» **Task to complete**:
Quote the records word for word, beginning at the line containing "- x-tick-label: 60: [503, 542, 522, 560]" and continuing through the line containing "- y-tick-label: 65: [74, 94, 93, 112]".
──────────
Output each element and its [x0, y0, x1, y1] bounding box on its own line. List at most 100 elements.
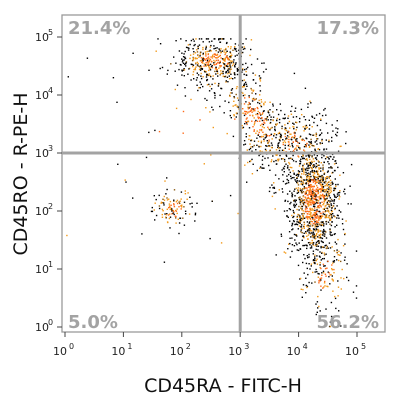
data-point-1483 — [314, 226, 316, 228]
data-point-1519 — [319, 175, 321, 178]
data-point-750 — [245, 118, 248, 120]
data-point-265 — [241, 79, 244, 82]
data-point-2594 — [313, 262, 316, 264]
data-point-1322 — [343, 188, 346, 190]
data-point-49 — [229, 72, 231, 74]
data-point-1333 — [313, 197, 315, 199]
data-point-339 — [229, 60, 232, 62]
data-point-310 — [225, 80, 227, 82]
data-point-729 — [229, 94, 231, 97]
data-point-2180 — [292, 160, 295, 162]
data-point-1870 — [302, 217, 304, 219]
data-point-1421 — [332, 158, 334, 160]
data-point-847 — [324, 178, 327, 180]
data-point-633 — [259, 136, 261, 138]
data-point-689 — [237, 69, 240, 71]
data-point-53 — [245, 62, 247, 65]
data-point-321 — [213, 38, 215, 40]
data-point-988 — [290, 201, 292, 204]
data-point-28 — [197, 63, 199, 65]
data-point-407 — [224, 76, 226, 78]
data-point-2099 — [154, 202, 156, 204]
data-point-258 — [220, 65, 222, 67]
data-point-1450 — [289, 220, 291, 222]
data-point-1198 — [312, 231, 315, 233]
data-point-4 — [212, 75, 214, 77]
data-point-360 — [205, 46, 207, 49]
data-point-880 — [313, 154, 316, 156]
data-point-1824 — [305, 183, 307, 185]
data-point-1269 — [311, 200, 314, 202]
data-point-839 — [301, 219, 303, 221]
data-point-1508 — [291, 225, 293, 227]
data-point-1312 — [321, 272, 323, 274]
data-point-2027 — [311, 192, 313, 194]
data-point-2385 — [279, 103, 281, 105]
data-point-1596 — [338, 191, 341, 194]
data-point-970 — [300, 201, 302, 203]
data-point-757 — [246, 120, 249, 123]
data-point-2488 — [328, 325, 331, 328]
data-point-2137 — [277, 158, 279, 161]
data-point-1874 — [349, 185, 351, 187]
data-point-685 — [225, 71, 228, 73]
data-point-641 — [252, 72, 254, 74]
data-point-1417 — [312, 193, 315, 195]
data-point-506 — [223, 58, 225, 60]
data-point-2336 — [288, 163, 291, 165]
data-point-623 — [249, 147, 252, 150]
data-point-1099 — [334, 178, 336, 180]
data-point-2437 — [125, 181, 127, 183]
data-point-249 — [187, 73, 189, 75]
data-point-1535 — [336, 120, 338, 122]
data-point-365 — [225, 56, 227, 59]
y-tick-exponent-2: 2 — [48, 202, 53, 211]
data-point-2031 — [170, 204, 172, 206]
data-point-1314 — [304, 208, 307, 210]
data-point-1624 — [298, 249, 300, 252]
data-point-501 — [284, 124, 286, 126]
data-point-2412 — [145, 156, 148, 159]
data-point-711 — [235, 116, 237, 118]
data-point-776 — [272, 111, 274, 113]
data-point-1679 — [313, 212, 316, 214]
data-point-2332 — [315, 135, 317, 137]
data-point-1919 — [322, 183, 324, 185]
data-point-2239 — [288, 161, 290, 164]
data-point-782 — [261, 126, 264, 128]
data-point-157 — [202, 58, 204, 61]
data-point-1699 — [313, 201, 316, 203]
data-point-488 — [253, 124, 255, 126]
data-point-718 — [234, 104, 236, 107]
data-point-418 — [190, 79, 192, 81]
data-point-1260 — [291, 194, 293, 197]
data-point-749 — [259, 113, 261, 115]
data-point-1020 — [327, 200, 329, 202]
data-point-1807 — [297, 228, 299, 230]
data-point-2596 — [346, 263, 348, 265]
data-point-639 — [250, 146, 252, 148]
data-point-998 — [302, 218, 304, 220]
data-point-1383 — [299, 203, 302, 205]
data-point-1779 — [315, 228, 317, 230]
data-point-448 — [230, 117, 232, 119]
data-point-677 — [249, 110, 251, 112]
data-point-2034 — [174, 209, 177, 212]
data-point-1044 — [301, 232, 303, 234]
data-point-2571 — [323, 235, 326, 237]
data-point-1147 — [312, 218, 314, 220]
data-point-566 — [271, 126, 273, 129]
data-point-2573 — [303, 254, 305, 256]
data-point-2421 — [162, 198, 164, 200]
data-point-343 — [219, 54, 221, 57]
data-point-1547 — [314, 170, 316, 173]
data-point-1184 — [311, 185, 314, 188]
data-point-1836 — [287, 248, 289, 250]
data-point-1913 — [305, 191, 307, 193]
data-point-1778 — [295, 139, 297, 141]
data-point-1287 — [296, 192, 298, 194]
data-point-158 — [236, 67, 238, 70]
data-point-250 — [184, 50, 186, 53]
data-point-1910 — [331, 181, 333, 183]
data-point-1750 — [297, 191, 300, 194]
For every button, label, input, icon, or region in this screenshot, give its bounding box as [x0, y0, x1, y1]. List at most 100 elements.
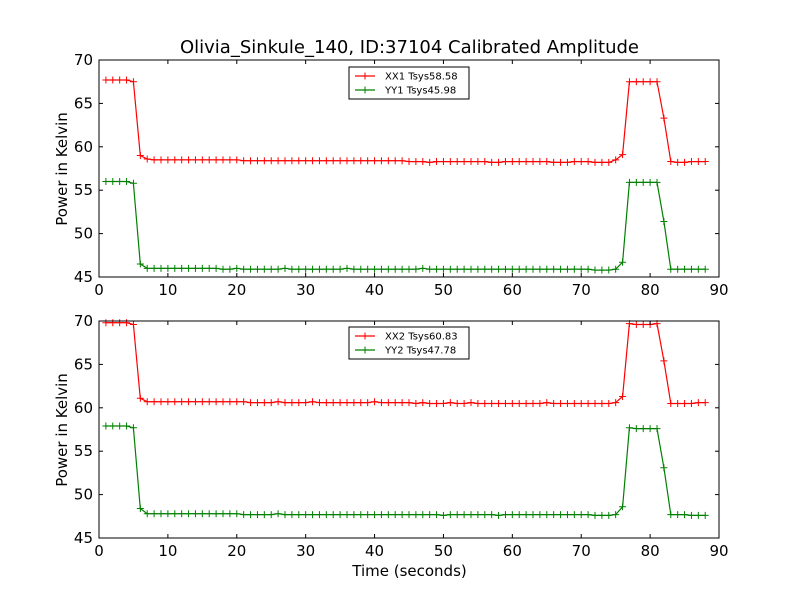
- x-tick-label: 60: [503, 542, 522, 560]
- data-point: [563, 265, 571, 273]
- data-point: [446, 265, 454, 273]
- data-point: [116, 319, 124, 327]
- data-point: [481, 158, 489, 166]
- x-tick-label: 80: [641, 281, 660, 299]
- data-point: [150, 264, 158, 272]
- x-tick-label: 50: [434, 281, 453, 299]
- data-point: [384, 399, 392, 407]
- data-point: [123, 76, 131, 84]
- top-plot: 0 10 20 30 40 50 60 70 80 90 45 50 55 60 65 70 XX1 Tsys5…: [74, 51, 729, 299]
- legend-marker: [361, 72, 369, 80]
- data-point: [570, 511, 578, 519]
- data-point: [598, 158, 606, 166]
- data-point: [185, 264, 193, 272]
- data-point: [460, 511, 468, 519]
- data-point: [632, 178, 640, 186]
- data-point: [563, 399, 571, 407]
- data-point: [536, 265, 544, 273]
- data-point: [391, 157, 399, 165]
- data-point: [501, 158, 509, 166]
- data-point: [681, 265, 689, 273]
- data-point: [660, 217, 668, 225]
- data-point: [384, 265, 392, 273]
- data-point: [350, 265, 358, 273]
- data-point: [219, 265, 227, 273]
- data-point: [625, 178, 633, 186]
- data-point: [143, 264, 151, 272]
- data-point: [371, 511, 379, 519]
- data-point: [329, 511, 337, 519]
- data-point: [129, 78, 137, 86]
- data-point: [474, 265, 482, 273]
- data-point: [274, 265, 282, 273]
- data-point: [426, 511, 434, 519]
- x-tick-label: 20: [227, 281, 246, 299]
- data-point: [150, 510, 158, 518]
- data-point: [164, 156, 172, 164]
- data-point: [343, 157, 351, 165]
- data-point: [495, 158, 503, 166]
- data-point: [619, 503, 627, 511]
- data-point: [488, 511, 496, 519]
- data-point: [136, 151, 144, 159]
- data-point: [460, 158, 468, 166]
- y-tick-label: 65: [74, 94, 93, 112]
- data-point: [295, 157, 303, 165]
- data-point: [660, 114, 668, 122]
- data-point: [536, 158, 544, 166]
- x-tick-label: 10: [158, 542, 177, 560]
- legend: XX2 Tsys60.83 YY2 Tsys47.78: [348, 326, 470, 360]
- data-point: [198, 398, 206, 406]
- data-point: [522, 158, 530, 166]
- data-point: [364, 399, 372, 407]
- data-point: [667, 511, 675, 519]
- data-point: [646, 425, 654, 433]
- data-point: [701, 511, 709, 519]
- data-point: [309, 265, 317, 273]
- legend-label: YY1 Tsys45.98: [384, 86, 456, 97]
- data-point: [598, 511, 606, 519]
- data-point: [687, 399, 695, 407]
- data-point: [322, 511, 330, 519]
- data-point: [550, 511, 558, 519]
- data-point: [171, 398, 179, 406]
- data-point: [267, 265, 275, 273]
- data-point: [667, 399, 675, 407]
- data-point: [674, 511, 682, 519]
- data-point: [129, 179, 137, 187]
- data-point: [577, 265, 585, 273]
- data-point: [357, 157, 365, 165]
- data-point: [419, 399, 427, 407]
- data-point: [467, 399, 475, 407]
- data-point: [653, 178, 661, 186]
- data-point: [398, 399, 406, 407]
- data-point: [315, 157, 323, 165]
- data-point: [653, 425, 661, 433]
- data-point: [508, 511, 516, 519]
- data-point: [632, 78, 640, 86]
- data-point: [288, 511, 296, 519]
- data-point: [481, 265, 489, 273]
- series-line-2: [105, 425, 706, 517]
- data-point: [605, 399, 613, 407]
- data-point: [109, 178, 117, 186]
- data-point: [377, 399, 385, 407]
- data-point: [198, 156, 206, 164]
- data-point: [116, 76, 124, 84]
- data-point: [674, 265, 682, 273]
- data-point: [563, 158, 571, 166]
- data-point: [598, 266, 606, 274]
- data-point: [205, 398, 213, 406]
- data-point: [591, 511, 599, 519]
- y-tick-label: 45: [74, 268, 93, 286]
- plot-frame: [98, 320, 720, 539]
- data-point: [253, 399, 261, 407]
- data-point: [426, 399, 434, 407]
- data-point: [529, 158, 537, 166]
- data-point: [171, 264, 179, 272]
- data-point: [453, 511, 461, 519]
- y-tick-label: 55: [74, 442, 93, 460]
- data-point: [116, 422, 124, 430]
- data-point: [295, 511, 303, 519]
- data-point: [515, 158, 523, 166]
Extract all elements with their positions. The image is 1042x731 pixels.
──────────
» **Output for this task**:
- x-tick-label: 60: [503, 542, 522, 560]
- data-point: [563, 265, 571, 273]
- data-point: [446, 265, 454, 273]
- data-point: [116, 319, 124, 327]
- data-point: [481, 158, 489, 166]
- x-tick-label: 80: [641, 281, 660, 299]
- data-point: [150, 264, 158, 272]
- x-tick-label: 50: [434, 281, 453, 299]
- data-point: [384, 399, 392, 407]
- data-point: [123, 76, 131, 84]
- top-plot: 0 10 20 30 40 50 60 70 80 90 45 50 55 60 65 70 XX1 Tsys5…: [74, 51, 729, 299]
- legend-marker: [361, 72, 369, 80]
- data-point: [570, 511, 578, 519]
- data-point: [598, 158, 606, 166]
- data-point: [185, 264, 193, 272]
- data-point: [460, 511, 468, 519]
- data-point: [632, 178, 640, 186]
- data-point: [563, 399, 571, 407]
- data-point: [536, 265, 544, 273]
- data-point: [391, 157, 399, 165]
- data-point: [501, 158, 509, 166]
- data-point: [681, 265, 689, 273]
- data-point: [660, 217, 668, 225]
- data-point: [384, 265, 392, 273]
- data-point: [350, 265, 358, 273]
- data-point: [219, 265, 227, 273]
- data-point: [625, 178, 633, 186]
- data-point: [143, 264, 151, 272]
- data-point: [371, 511, 379, 519]
- data-point: [329, 511, 337, 519]
- data-point: [129, 78, 137, 86]
- data-point: [474, 265, 482, 273]
- data-point: [274, 265, 282, 273]
- data-point: [426, 511, 434, 519]
- x-tick-label: 20: [227, 281, 246, 299]
- data-point: [150, 510, 158, 518]
- data-point: [164, 156, 172, 164]
- data-point: [343, 157, 351, 165]
- data-point: [495, 158, 503, 166]
- data-point: [619, 503, 627, 511]
- data-point: [488, 511, 496, 519]
- data-point: [136, 151, 144, 159]
- data-point: [460, 158, 468, 166]
- y-tick-label: 65: [74, 94, 93, 112]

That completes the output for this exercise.